## BEGIN

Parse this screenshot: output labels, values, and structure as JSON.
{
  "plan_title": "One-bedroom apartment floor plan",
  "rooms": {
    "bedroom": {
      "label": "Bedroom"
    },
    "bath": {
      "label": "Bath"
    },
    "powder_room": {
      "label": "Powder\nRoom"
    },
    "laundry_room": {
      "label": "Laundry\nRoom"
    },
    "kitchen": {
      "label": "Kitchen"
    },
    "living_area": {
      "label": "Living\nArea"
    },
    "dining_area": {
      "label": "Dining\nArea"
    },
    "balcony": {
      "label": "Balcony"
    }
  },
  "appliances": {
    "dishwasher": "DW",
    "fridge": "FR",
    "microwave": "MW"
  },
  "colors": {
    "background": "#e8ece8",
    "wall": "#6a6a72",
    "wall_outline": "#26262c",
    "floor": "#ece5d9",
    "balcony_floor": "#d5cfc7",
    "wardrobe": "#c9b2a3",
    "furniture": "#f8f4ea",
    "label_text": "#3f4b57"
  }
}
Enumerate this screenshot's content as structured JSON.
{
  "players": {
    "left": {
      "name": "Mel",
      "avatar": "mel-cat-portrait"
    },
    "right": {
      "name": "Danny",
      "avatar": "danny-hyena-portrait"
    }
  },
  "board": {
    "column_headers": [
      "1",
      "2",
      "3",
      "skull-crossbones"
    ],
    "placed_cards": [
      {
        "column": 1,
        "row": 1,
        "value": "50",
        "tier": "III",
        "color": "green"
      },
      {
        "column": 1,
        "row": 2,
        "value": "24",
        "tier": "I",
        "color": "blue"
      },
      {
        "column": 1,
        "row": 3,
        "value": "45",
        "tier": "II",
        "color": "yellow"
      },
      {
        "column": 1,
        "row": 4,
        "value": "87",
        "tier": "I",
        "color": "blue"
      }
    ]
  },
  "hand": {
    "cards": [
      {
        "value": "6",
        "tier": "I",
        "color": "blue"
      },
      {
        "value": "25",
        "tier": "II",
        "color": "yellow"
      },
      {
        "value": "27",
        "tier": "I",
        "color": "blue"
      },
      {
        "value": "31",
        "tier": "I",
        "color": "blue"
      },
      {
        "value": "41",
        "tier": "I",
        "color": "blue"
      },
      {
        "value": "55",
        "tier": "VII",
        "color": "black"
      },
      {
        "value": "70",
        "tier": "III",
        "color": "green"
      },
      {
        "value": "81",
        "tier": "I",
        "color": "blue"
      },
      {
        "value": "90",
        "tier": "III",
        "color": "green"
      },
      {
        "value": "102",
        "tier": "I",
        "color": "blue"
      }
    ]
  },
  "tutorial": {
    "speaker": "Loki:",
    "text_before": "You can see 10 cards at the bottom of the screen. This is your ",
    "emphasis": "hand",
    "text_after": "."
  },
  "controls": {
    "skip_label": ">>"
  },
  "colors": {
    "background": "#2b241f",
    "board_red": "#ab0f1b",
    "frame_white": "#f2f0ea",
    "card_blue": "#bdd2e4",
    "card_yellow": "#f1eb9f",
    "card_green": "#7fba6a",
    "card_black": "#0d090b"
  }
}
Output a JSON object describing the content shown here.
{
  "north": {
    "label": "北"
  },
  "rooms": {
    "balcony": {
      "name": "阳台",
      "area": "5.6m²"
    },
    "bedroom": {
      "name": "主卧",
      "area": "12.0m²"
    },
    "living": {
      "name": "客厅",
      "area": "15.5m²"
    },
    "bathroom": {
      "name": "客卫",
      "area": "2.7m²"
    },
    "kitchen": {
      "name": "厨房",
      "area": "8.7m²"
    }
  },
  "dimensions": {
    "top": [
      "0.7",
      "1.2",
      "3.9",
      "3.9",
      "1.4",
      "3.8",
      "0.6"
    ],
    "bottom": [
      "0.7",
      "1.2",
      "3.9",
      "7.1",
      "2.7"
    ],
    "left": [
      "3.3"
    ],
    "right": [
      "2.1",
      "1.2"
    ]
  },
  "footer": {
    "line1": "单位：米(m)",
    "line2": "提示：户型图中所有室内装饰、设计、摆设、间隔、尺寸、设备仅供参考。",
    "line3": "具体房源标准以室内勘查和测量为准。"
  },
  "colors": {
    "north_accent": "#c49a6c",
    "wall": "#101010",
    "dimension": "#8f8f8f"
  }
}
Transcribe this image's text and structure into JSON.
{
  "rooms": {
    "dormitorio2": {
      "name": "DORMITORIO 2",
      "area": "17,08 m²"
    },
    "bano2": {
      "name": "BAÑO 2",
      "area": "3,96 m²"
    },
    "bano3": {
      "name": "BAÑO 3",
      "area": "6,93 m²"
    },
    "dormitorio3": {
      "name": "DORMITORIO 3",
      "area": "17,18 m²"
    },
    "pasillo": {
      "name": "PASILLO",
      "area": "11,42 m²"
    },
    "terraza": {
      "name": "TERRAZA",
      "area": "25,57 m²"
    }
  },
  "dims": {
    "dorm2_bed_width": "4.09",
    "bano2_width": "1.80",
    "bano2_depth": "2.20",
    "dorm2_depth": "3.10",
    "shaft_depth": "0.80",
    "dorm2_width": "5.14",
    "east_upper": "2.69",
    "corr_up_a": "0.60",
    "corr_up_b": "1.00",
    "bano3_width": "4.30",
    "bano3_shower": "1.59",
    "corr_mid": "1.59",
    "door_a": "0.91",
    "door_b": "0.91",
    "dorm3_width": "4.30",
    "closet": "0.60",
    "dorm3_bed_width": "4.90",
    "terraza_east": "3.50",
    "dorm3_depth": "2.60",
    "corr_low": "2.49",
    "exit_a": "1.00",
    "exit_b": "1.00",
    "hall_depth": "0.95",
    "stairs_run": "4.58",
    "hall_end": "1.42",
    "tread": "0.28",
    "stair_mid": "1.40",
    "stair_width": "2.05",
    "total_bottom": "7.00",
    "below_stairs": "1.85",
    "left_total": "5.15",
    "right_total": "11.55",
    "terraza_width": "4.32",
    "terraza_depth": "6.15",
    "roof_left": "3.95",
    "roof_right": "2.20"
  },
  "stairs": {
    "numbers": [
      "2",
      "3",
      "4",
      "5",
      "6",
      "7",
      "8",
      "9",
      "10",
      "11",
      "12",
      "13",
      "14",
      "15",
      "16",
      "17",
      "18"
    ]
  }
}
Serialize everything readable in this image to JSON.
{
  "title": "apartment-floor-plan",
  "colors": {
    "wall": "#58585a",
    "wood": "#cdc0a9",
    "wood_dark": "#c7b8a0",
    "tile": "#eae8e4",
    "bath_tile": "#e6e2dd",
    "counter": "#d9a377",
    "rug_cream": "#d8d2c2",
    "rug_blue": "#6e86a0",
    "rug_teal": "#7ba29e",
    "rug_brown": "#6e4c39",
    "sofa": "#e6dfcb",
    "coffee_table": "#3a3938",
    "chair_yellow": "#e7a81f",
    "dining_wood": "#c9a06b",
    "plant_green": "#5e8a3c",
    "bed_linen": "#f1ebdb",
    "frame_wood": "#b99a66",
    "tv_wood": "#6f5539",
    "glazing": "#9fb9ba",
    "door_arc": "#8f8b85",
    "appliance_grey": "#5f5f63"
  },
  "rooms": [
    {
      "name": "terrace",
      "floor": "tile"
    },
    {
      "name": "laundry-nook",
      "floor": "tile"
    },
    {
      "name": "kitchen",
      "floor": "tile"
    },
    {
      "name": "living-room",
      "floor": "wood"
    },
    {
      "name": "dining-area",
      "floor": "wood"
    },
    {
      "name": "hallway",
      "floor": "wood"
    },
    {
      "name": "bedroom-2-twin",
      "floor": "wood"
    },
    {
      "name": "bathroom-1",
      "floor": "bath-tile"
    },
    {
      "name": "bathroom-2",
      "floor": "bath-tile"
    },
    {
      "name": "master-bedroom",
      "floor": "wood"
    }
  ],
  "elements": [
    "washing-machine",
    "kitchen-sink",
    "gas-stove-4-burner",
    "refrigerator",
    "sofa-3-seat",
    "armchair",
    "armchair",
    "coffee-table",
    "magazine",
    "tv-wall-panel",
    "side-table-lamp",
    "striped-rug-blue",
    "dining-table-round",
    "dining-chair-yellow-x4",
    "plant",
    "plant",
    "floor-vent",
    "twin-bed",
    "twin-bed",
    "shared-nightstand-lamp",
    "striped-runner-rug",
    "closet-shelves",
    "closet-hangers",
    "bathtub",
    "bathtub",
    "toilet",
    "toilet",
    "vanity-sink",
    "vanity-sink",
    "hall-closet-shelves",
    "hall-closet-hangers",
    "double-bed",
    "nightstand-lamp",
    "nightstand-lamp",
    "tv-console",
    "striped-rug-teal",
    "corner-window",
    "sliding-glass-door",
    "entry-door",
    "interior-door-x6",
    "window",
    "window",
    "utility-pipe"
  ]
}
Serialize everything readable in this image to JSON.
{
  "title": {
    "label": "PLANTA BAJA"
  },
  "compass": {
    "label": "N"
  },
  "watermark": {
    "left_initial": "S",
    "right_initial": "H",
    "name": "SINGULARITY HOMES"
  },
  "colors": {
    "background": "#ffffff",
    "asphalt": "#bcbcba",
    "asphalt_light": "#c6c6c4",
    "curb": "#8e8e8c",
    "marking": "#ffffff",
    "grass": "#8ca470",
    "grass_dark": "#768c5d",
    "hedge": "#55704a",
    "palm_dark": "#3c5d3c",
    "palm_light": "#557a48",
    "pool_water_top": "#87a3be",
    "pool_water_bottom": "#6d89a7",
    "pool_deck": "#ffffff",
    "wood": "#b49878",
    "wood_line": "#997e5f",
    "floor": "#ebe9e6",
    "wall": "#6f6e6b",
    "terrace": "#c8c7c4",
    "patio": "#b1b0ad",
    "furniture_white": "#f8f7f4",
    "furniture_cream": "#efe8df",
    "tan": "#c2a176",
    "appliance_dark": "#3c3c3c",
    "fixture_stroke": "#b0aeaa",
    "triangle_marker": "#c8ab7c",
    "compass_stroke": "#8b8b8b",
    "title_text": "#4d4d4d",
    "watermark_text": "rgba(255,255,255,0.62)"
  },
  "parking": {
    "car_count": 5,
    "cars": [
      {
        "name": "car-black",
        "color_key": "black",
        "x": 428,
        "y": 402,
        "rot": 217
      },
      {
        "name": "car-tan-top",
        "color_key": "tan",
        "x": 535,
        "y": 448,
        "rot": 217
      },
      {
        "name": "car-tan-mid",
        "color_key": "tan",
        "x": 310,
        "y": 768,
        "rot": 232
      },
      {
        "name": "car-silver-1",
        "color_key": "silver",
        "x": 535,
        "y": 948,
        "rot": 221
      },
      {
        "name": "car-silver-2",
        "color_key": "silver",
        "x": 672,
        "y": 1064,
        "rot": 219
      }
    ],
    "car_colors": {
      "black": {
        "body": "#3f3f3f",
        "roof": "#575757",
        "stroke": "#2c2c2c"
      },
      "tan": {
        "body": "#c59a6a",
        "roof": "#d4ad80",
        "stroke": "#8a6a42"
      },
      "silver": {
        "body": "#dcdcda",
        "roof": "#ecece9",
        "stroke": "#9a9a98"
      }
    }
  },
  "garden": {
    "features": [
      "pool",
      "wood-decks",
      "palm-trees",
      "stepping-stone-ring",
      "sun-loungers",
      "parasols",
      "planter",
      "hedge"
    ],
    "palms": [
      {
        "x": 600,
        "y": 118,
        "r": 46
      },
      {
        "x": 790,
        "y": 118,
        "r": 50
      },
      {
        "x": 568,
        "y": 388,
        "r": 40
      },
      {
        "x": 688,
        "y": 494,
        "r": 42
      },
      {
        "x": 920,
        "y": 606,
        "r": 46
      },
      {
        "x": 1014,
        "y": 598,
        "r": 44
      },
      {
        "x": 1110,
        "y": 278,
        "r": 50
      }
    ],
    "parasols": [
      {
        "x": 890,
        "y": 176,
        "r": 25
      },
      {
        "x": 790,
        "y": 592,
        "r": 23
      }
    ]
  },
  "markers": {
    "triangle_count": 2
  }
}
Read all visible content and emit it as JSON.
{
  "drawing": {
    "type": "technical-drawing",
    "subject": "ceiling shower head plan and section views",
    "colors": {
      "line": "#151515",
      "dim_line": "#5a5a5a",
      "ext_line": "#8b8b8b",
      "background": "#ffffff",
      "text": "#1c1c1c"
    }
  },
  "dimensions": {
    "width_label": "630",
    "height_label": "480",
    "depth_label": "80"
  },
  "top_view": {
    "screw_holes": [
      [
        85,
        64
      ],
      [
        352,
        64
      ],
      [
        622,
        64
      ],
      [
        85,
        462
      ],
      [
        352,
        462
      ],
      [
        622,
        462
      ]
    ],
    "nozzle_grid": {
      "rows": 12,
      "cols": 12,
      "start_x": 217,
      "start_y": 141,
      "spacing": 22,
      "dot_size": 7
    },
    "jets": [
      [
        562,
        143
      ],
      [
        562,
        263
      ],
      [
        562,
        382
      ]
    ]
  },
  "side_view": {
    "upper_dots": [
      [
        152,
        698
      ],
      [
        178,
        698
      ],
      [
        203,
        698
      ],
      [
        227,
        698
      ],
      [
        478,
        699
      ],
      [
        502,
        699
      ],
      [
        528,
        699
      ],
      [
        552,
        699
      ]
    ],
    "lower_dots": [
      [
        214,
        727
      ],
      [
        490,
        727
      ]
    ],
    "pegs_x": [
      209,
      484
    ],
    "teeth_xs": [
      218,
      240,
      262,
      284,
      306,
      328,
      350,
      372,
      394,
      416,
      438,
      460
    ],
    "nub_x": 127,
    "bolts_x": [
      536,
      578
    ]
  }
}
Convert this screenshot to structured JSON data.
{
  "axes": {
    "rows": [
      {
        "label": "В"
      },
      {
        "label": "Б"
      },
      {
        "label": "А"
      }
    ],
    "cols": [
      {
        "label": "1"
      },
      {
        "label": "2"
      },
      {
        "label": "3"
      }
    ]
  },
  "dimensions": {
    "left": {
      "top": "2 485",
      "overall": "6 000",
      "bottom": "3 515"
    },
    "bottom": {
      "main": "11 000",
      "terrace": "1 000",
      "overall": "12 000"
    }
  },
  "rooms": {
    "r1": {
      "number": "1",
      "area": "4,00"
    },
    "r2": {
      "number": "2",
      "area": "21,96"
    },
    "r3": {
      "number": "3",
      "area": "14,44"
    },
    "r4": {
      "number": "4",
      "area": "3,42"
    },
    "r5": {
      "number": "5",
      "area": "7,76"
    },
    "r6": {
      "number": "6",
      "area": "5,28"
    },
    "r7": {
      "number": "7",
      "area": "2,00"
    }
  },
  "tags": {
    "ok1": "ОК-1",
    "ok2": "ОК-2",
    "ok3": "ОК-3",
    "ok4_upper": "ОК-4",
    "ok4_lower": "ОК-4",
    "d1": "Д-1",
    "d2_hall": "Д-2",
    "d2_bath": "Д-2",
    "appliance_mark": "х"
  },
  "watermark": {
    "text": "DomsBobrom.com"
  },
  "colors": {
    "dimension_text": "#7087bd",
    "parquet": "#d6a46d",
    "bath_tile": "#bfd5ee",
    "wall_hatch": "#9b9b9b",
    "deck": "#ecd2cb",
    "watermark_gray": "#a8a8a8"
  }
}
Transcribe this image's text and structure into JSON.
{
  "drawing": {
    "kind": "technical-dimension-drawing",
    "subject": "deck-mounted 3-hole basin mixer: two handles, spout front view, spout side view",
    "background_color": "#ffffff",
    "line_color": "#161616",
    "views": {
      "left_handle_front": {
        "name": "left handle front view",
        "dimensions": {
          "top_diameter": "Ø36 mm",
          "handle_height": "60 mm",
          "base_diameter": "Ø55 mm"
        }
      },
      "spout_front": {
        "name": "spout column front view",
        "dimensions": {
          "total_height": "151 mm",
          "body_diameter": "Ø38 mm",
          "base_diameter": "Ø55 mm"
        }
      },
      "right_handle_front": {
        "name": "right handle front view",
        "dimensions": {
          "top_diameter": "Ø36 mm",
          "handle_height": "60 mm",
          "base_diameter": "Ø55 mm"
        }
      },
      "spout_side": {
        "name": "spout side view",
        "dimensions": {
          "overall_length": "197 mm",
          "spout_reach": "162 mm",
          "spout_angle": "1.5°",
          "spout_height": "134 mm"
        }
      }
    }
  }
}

## END

◆ **To be done**:
Identify each line in the records above that contains the word "JSON", and copy it out in full.

◆ **Result for this task**:
Parse this screenshot: output labels, values, and structure as JSON.
Enumerate this screenshot's content as structured JSON.
Output a JSON object describing the content shown here.
Transcribe this image's text and structure into JSON.
Serialize everything readable in this image to JSON.
Serialize everything readable in this image to JSON.
Read all visible content and emit it as JSON.
Convert this screenshot to structured JSON data.
Transcribe this image's text and structure into JSON.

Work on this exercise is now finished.